_STATED GOAL:_ Scan the records below for lines with the word "list", then state how many you find and nothing else.

————

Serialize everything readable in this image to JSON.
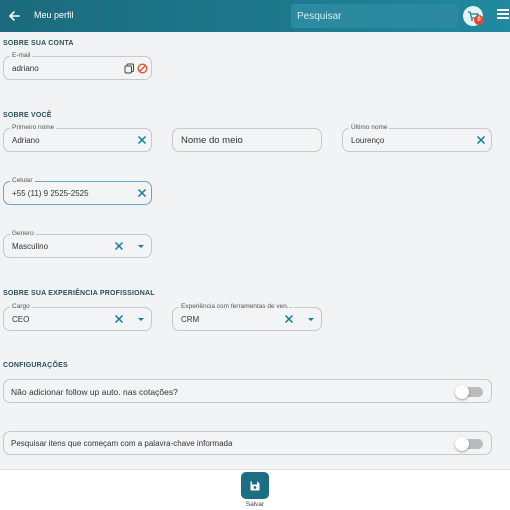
{
  "header": {
    "title": "Meu perfil",
    "search_placeholder": "Pesquisar",
    "cart_count": "0"
  },
  "sections": {
    "account": "SOBRE SUA CONTA",
    "about": "SOBRE VOCÊ",
    "professional": "SOBRE SUA EXPERIÊNCIA PROFISSIONAL",
    "config": "CONFIGURAÇÕES"
  },
  "account": {
    "email_label": "E-mail",
    "email_value": "adriano"
  },
  "about": {
    "first_name_label": "Primeiro nome",
    "first_name_value": "Adriano",
    "middle_name_placeholder": "Nome do meio",
    "last_name_label": "Último nome",
    "last_name_value": "Lourenço",
    "phone_label": "Celular",
    "phone_value": "+55 (11) 9 2525-2525",
    "gender_label": "Genero",
    "gender_value": "Masculino"
  },
  "professional": {
    "role_label": "Cargo",
    "role_value": "CEO",
    "tools_label": "Experiência com ferramentas de ven...",
    "tools_value": "CRM"
  },
  "config": {
    "toggle1_label": "Não adicionar follow up auto. nas cotações?",
    "toggle1_on": false,
    "toggle2_label": "Pesquisar itens que começam com a palavra-chave informada",
    "toggle2_on": false
  },
  "footer": {
    "save_label": "Salvar"
  },
  "colors": {
    "header": "#1e7a8e",
    "accent": "#0e7fa0",
    "danger": "#e04c2b"
  }
}
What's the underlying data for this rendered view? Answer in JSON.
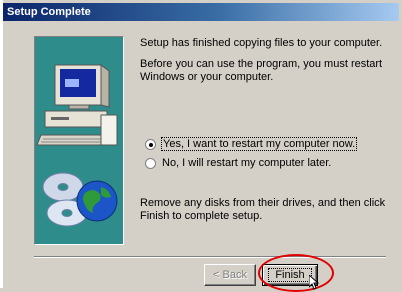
{
  "window": {
    "title": "Setup Complete"
  },
  "content": {
    "msg1": "Setup has finished copying files to your computer.",
    "msg2": "Before you can use the program, you must restart Windows or your computer.",
    "option_yes": "Yes, I want to restart my computer now.",
    "option_no": "No, I will restart my computer later.",
    "selected_option": "yes",
    "msg3": "Remove any disks from their drives, and then click Finish to complete setup."
  },
  "buttons": {
    "back": "< Back",
    "finish": "Finish"
  },
  "colors": {
    "banner": "#2e8d8a",
    "annotation": "#e00000",
    "titlebar_start": "#0a246a"
  }
}
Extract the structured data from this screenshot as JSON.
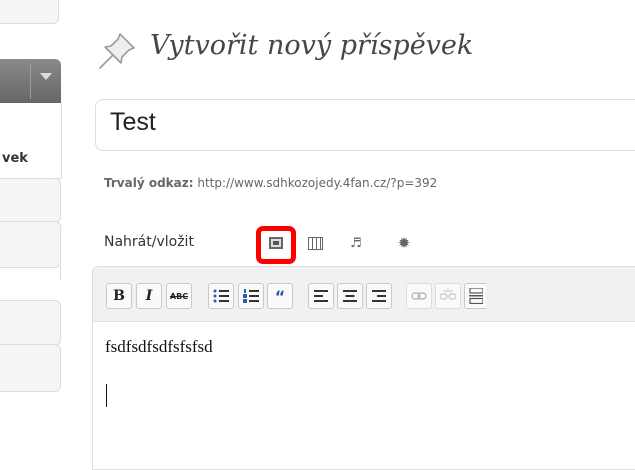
{
  "sidebar": {
    "active_item_label": "vek"
  },
  "header": {
    "icon": "pushpin-icon",
    "title": "Vytvořit nový příspěvek"
  },
  "post": {
    "title_value": "Test",
    "permalink_label": "Trvalý odkaz:",
    "permalink_url": "http://www.sdhkozojedy.4fan.cz/?p=392"
  },
  "media": {
    "label": "Nahrát/vložit",
    "buttons": [
      "image-icon",
      "video-icon",
      "audio-icon",
      "media-icon"
    ],
    "highlight_color": "#ff0000"
  },
  "editor": {
    "toolbar": [
      {
        "name": "bold-button",
        "label": "B"
      },
      {
        "name": "italic-button",
        "label": "I"
      },
      {
        "name": "strikethrough-button",
        "label": "ABC"
      },
      {
        "name": "bullet-list-button",
        "label": ""
      },
      {
        "name": "numbered-list-button",
        "label": ""
      },
      {
        "name": "blockquote-button",
        "label": "“"
      },
      {
        "name": "align-left-button",
        "label": ""
      },
      {
        "name": "align-center-button",
        "label": ""
      },
      {
        "name": "align-right-button",
        "label": ""
      },
      {
        "name": "insert-link-button",
        "label": ""
      },
      {
        "name": "unlink-button",
        "label": ""
      },
      {
        "name": "more-button",
        "label": ""
      }
    ],
    "content": "fsdfsdfsdfsfsfsd"
  }
}
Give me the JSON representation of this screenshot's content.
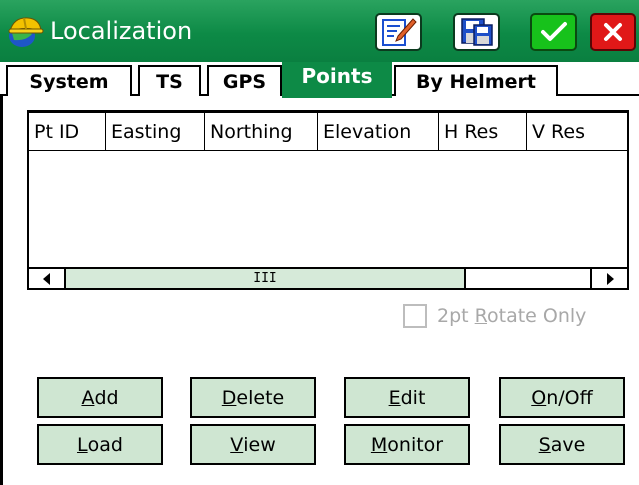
{
  "window": {
    "title": "Localization",
    "title_icon": "helmet-globe-icon",
    "toolbar_icons": [
      "edit-document-icon",
      "save-disk-icon",
      "checkmark-icon",
      "close-x-icon"
    ],
    "colors": {
      "title_bar": "#0d8a46",
      "ok": "#17c21b",
      "close": "#e01818",
      "button_face": "#cfe6d2",
      "active_tab": "#0d8a46"
    }
  },
  "tabs": [
    {
      "label": "System",
      "active": false
    },
    {
      "label": "TS",
      "active": false
    },
    {
      "label": "GPS",
      "active": false
    },
    {
      "label": "Points",
      "active": true
    },
    {
      "label": "By Helmert",
      "active": false
    }
  ],
  "table": {
    "columns": [
      "Pt ID",
      "Easting",
      "Northing",
      "Elevation",
      "H Res",
      "V Res"
    ],
    "rows": [],
    "scroll_thumb_label": "III",
    "scroll_position": 0
  },
  "rotate_option": {
    "label_before": "2pt ",
    "label_mnemonic": "R",
    "label_after": "otate Only",
    "checked": false,
    "enabled": false
  },
  "buttons": {
    "add": {
      "mn": "A",
      "rest": "dd"
    },
    "delete": {
      "mn": "D",
      "rest": "elete"
    },
    "edit": {
      "mn": "E",
      "rest": "dit"
    },
    "onoff": {
      "mn": "O",
      "rest": "n/Off"
    },
    "load": {
      "mn": "L",
      "rest": "oad"
    },
    "view": {
      "mn": "V",
      "rest": "iew"
    },
    "monitor": {
      "mn": "M",
      "rest": "onitor"
    },
    "save": {
      "mn": "S",
      "rest": "ave"
    }
  }
}
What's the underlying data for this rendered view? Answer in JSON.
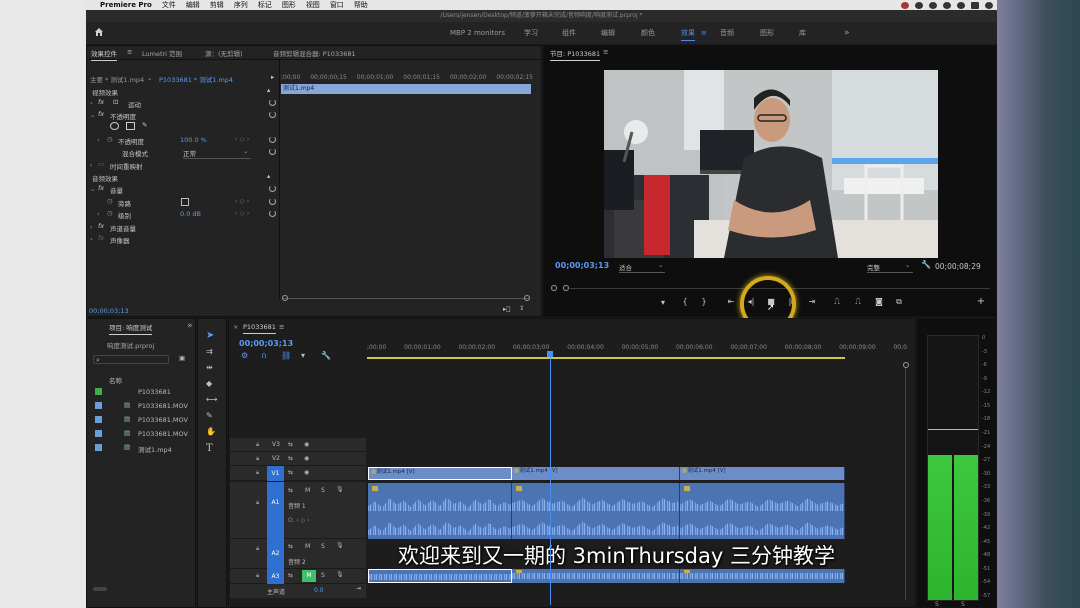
{
  "menubar": {
    "apple": "",
    "app_name": "Premiere Pro",
    "items": [
      "文件",
      "编辑",
      "剪辑",
      "序列",
      "标记",
      "图形",
      "视图",
      "窗口",
      "帮助"
    ]
  },
  "window": {
    "title": "/Users/jensen/Desktop/频道/菠萝开箱未完成/音频响度/响度测试.prproj *"
  },
  "workspaces": {
    "monitor_label": "MBP 2 monitors",
    "items": [
      "学习",
      "组件",
      "编辑",
      "颜色",
      "效果",
      "音频",
      "图形",
      "库"
    ],
    "active": "效果",
    "more": "»"
  },
  "effect_controls": {
    "tabs": [
      "效果控件",
      "Lumetri 范围",
      "源：(无剪辑)",
      "音频剪辑混合器: P1033681"
    ],
    "active_tab": "效果控件",
    "source_label": "主要 * 测试1.mp4",
    "sequence_label": "P1033681 * 测试1.mp4",
    "ruler": [
      ";00;00",
      "00;00;00;15",
      "00;00;01;00",
      "00;00;01;15",
      "00;00;02;00",
      "00;00;02;15"
    ],
    "clip_name": "测试1.mp4",
    "video_effects_header": "视频效果",
    "motion": "运动",
    "opacity": "不透明度",
    "opacity_param": "不透明度",
    "opacity_value": "100.0 %",
    "blend_mode_label": "混合模式",
    "blend_mode_value": "正常",
    "time_remap": "时间重映射",
    "audio_effects_header": "音频效果",
    "volume": "音量",
    "bypass_label": "旁路",
    "level_label": "级别",
    "level_value": "0.0 dB",
    "channel_volume": "声道音量",
    "panner": "声像器",
    "timecode": "00;00;03;13"
  },
  "program_monitor": {
    "tab": "节目: P1033681",
    "timecode": "00;00;03;13",
    "fit": "适合",
    "quality": "完整",
    "duration": "00;00;08;29"
  },
  "project": {
    "tab": "项目: 响度测试",
    "more": "»",
    "file": "响度测试.prproj",
    "column_name": "名称",
    "items": [
      {
        "name": "P1033681",
        "color": "#3fae49"
      },
      {
        "name": "P1033681.MOV",
        "color": "#6a9fd8"
      },
      {
        "name": "P1033681.MOV",
        "color": "#6a9fd8"
      },
      {
        "name": "P1033681.MOV",
        "color": "#6a9fd8"
      },
      {
        "name": "测试1.mp4",
        "color": "#6a9fd8"
      }
    ]
  },
  "timeline": {
    "tab": "P1033681",
    "timecode": "00;00;03;13",
    "ruler": [
      ";00;00",
      "00;00;01;00",
      "00;00;02;00",
      "00;00;03;00",
      "00;00;04;00",
      "00;00;05;00",
      "00;00;06;00",
      "00;00;07;00",
      "00;00;08;00",
      "00;00;09;00",
      "00;0"
    ],
    "tracks": {
      "v3": "V3",
      "v2": "V2",
      "v1": "V1",
      "a1": "A1",
      "a2": "A2",
      "a3": "A3",
      "a1_name": "音频 1",
      "a2_name": "音频 2",
      "master": "主声道",
      "master_value": "0.0",
      "m": "M",
      "s": "S"
    },
    "clip_label": "测试1.mp4 [V]"
  },
  "audio_meter": {
    "scale": [
      "0",
      "-3",
      "-6",
      "-9",
      "-12",
      "-15",
      "-18",
      "-21",
      "-24",
      "-27",
      "-30",
      "-33",
      "-36",
      "-39",
      "-42",
      "-45",
      "-48",
      "-51",
      "-54",
      "-57"
    ],
    "left_label": "S",
    "right_label": "S",
    "level_db": -15
  },
  "subtitle": "欢迎来到又一期的 3minThursday 三分钟教学"
}
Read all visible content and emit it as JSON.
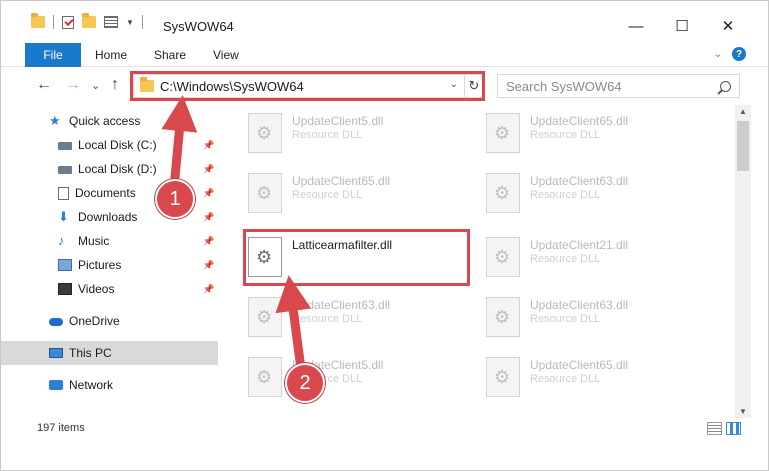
{
  "window": {
    "title": "SysWOW64",
    "minimize_glyph": "—",
    "maximize_glyph": "☐",
    "close_glyph": "✕"
  },
  "ribbon": {
    "tabs": [
      "File",
      "Home",
      "Share",
      "View"
    ],
    "collapse_glyph": "⌄",
    "help_glyph": "?"
  },
  "nav": {
    "back_glyph": "←",
    "forward_glyph": "→",
    "recent_glyph": "⌄",
    "up_glyph": "↑",
    "address": "C:\\Windows\\SysWOW64",
    "address_drop_glyph": "⌄",
    "refresh_glyph": "↻",
    "search_placeholder": "Search SysWOW64"
  },
  "sidebar": {
    "quick_access": "Quick access",
    "items": [
      {
        "label": "Local Disk (C:)",
        "icon": "drive-icon",
        "pinned": true
      },
      {
        "label": "Local Disk (D:)",
        "icon": "drive-icon",
        "pinned": true
      },
      {
        "label": "Documents",
        "icon": "documents-icon",
        "pinned": true
      },
      {
        "label": "Downloads",
        "icon": "downloads-icon",
        "pinned": true
      },
      {
        "label": "Music",
        "icon": "music-icon",
        "pinned": true
      },
      {
        "label": "Pictures",
        "icon": "pictures-icon",
        "pinned": true
      },
      {
        "label": "Videos",
        "icon": "videos-icon",
        "pinned": true
      }
    ],
    "onedrive": "OneDrive",
    "this_pc": "This PC",
    "network": "Network"
  },
  "files": [
    {
      "name": "UpdateClient5.dll",
      "type": "Resource DLL"
    },
    {
      "name": "UpdateClient65.dll",
      "type": "Resource DLL"
    },
    {
      "name": "UpdateClient65.dll",
      "type": "Resource DLL"
    },
    {
      "name": "UpdateClient63.dll",
      "type": "Resource DLL"
    },
    {
      "name": "Latticearmafilter.dll",
      "type": ""
    },
    {
      "name": "UpdateClient21.dll",
      "type": "Resource DLL"
    },
    {
      "name": "UpdateClient63.dll",
      "type": "Resource DLL"
    },
    {
      "name": "UpdateClient63.dll",
      "type": "Resource DLL"
    },
    {
      "name": "UpdateClient5.dll",
      "type": "Resource DLL"
    },
    {
      "name": "UpdateClient65.dll",
      "type": "Resource DLL"
    }
  ],
  "status": {
    "item_count": "197 items"
  },
  "callouts": [
    "1",
    "2"
  ],
  "colors": {
    "accent": "#1979ca",
    "highlight": "#d9484d"
  }
}
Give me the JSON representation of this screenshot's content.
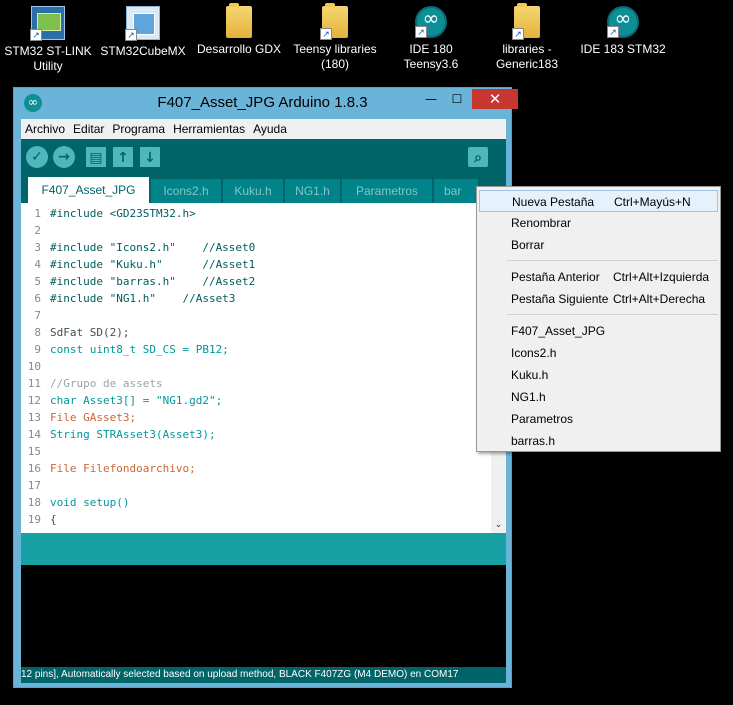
{
  "desktop": {
    "icons": [
      {
        "label": "STM32 ST-LINK Utility",
        "icon": "stlink-icon"
      },
      {
        "label": "STM32CubeMX",
        "icon": "cube-icon"
      },
      {
        "label": "Desarrollo GDX",
        "icon": "folder-icon"
      },
      {
        "label": "Teensy libraries (180)",
        "icon": "folder-icon"
      },
      {
        "label": "IDE 180 Teensy3.6",
        "icon": "arduino-icon"
      },
      {
        "label": "libraries - Generic183",
        "icon": "folder-icon"
      },
      {
        "label": "IDE 183 STM32",
        "icon": "arduino-icon"
      }
    ]
  },
  "window": {
    "title": "F407_Asset_JPG Arduino 1.8.3",
    "min": "—",
    "max": "☐",
    "close": "✕"
  },
  "menubar": [
    "Archivo",
    "Editar",
    "Programa",
    "Herramientas",
    "Ayuda"
  ],
  "toolbar": {
    "verify": "✓",
    "upload": "→",
    "new": "▤",
    "open": "↑",
    "save": "↓",
    "serial": "⌕"
  },
  "tabs": [
    "F407_Asset_JPG",
    "Icons2.h",
    "Kuku.h",
    "NG1.h",
    "Parametros",
    "bar"
  ],
  "editor": {
    "lines": [
      {
        "n": "1",
        "text": "#include <GD23STM32.h>"
      },
      {
        "n": "2",
        "text": ""
      },
      {
        "n": "3",
        "text": "#include \"Icons2.h\"    //Asset0"
      },
      {
        "n": "4",
        "text": "#include \"Kuku.h\"      //Asset1"
      },
      {
        "n": "5",
        "text": "#include \"barras.h\"    //Asset2"
      },
      {
        "n": "6",
        "text": "#include \"NG1.h\"    //Asset3"
      },
      {
        "n": "7",
        "text": ""
      },
      {
        "n": "8",
        "text": "SdFat SD(2);"
      },
      {
        "n": "9",
        "text": "const uint8_t SD_CS = PB12;"
      },
      {
        "n": "10",
        "text": ""
      },
      {
        "n": "11",
        "text": "//Grupo de assets"
      },
      {
        "n": "12",
        "text": "char Asset3[] = \"NG1.gd2\";"
      },
      {
        "n": "13",
        "text": "File GAsset3;"
      },
      {
        "n": "14",
        "text": "String STRAsset3(Asset3);"
      },
      {
        "n": "15",
        "text": ""
      },
      {
        "n": "16",
        "text": "File Filefondoarchivo;"
      },
      {
        "n": "17",
        "text": ""
      },
      {
        "n": "18",
        "text": "void setup()"
      },
      {
        "n": "19",
        "text": "{"
      }
    ]
  },
  "status": {
    "bottom": "12 pins], Automatically selected based on upload method, BLACK F407ZG (M4 DEMO) en COM17"
  },
  "context_menu": {
    "items": [
      {
        "label": "Nueva Pestaña",
        "shortcut": "Ctrl+Mayús+N"
      },
      {
        "label": "Renombrar",
        "shortcut": ""
      },
      {
        "label": "Borrar",
        "shortcut": ""
      },
      {
        "label": "Pestaña Anterior",
        "shortcut": "Ctrl+Alt+Izquierda"
      },
      {
        "label": "Pestaña Siguiente",
        "shortcut": "Ctrl+Alt+Derecha"
      },
      {
        "label": "F407_Asset_JPG",
        "shortcut": ""
      },
      {
        "label": "Icons2.h",
        "shortcut": ""
      },
      {
        "label": "Kuku.h",
        "shortcut": ""
      },
      {
        "label": "NG1.h",
        "shortcut": ""
      },
      {
        "label": "Parametros",
        "shortcut": ""
      },
      {
        "label": "barras.h",
        "shortcut": ""
      }
    ]
  },
  "colors": {
    "arduino_teal": "#006468",
    "arduino_status": "#17a1a5",
    "window_frame": "#6ab4d9",
    "close_red": "#c7372f"
  }
}
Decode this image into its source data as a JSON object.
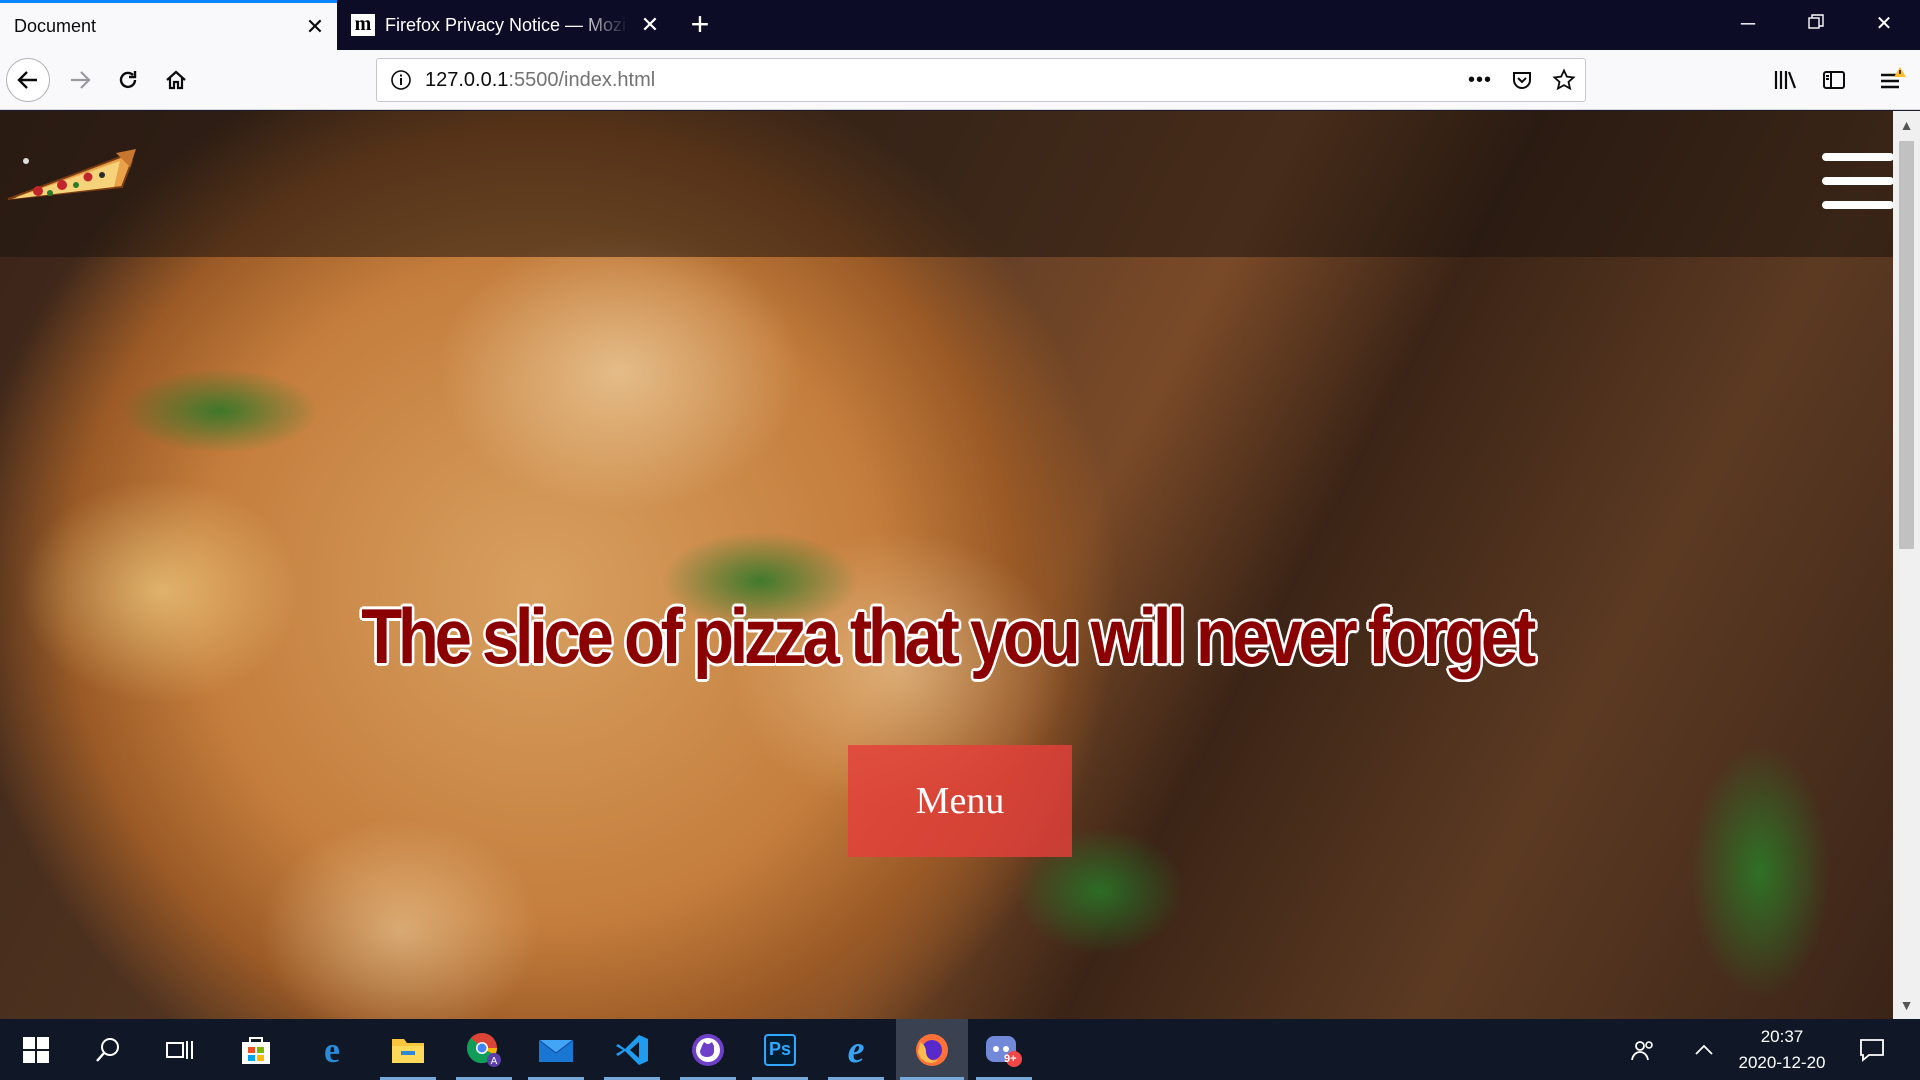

————

_RESULT OF THIS EXERCISE:_ 2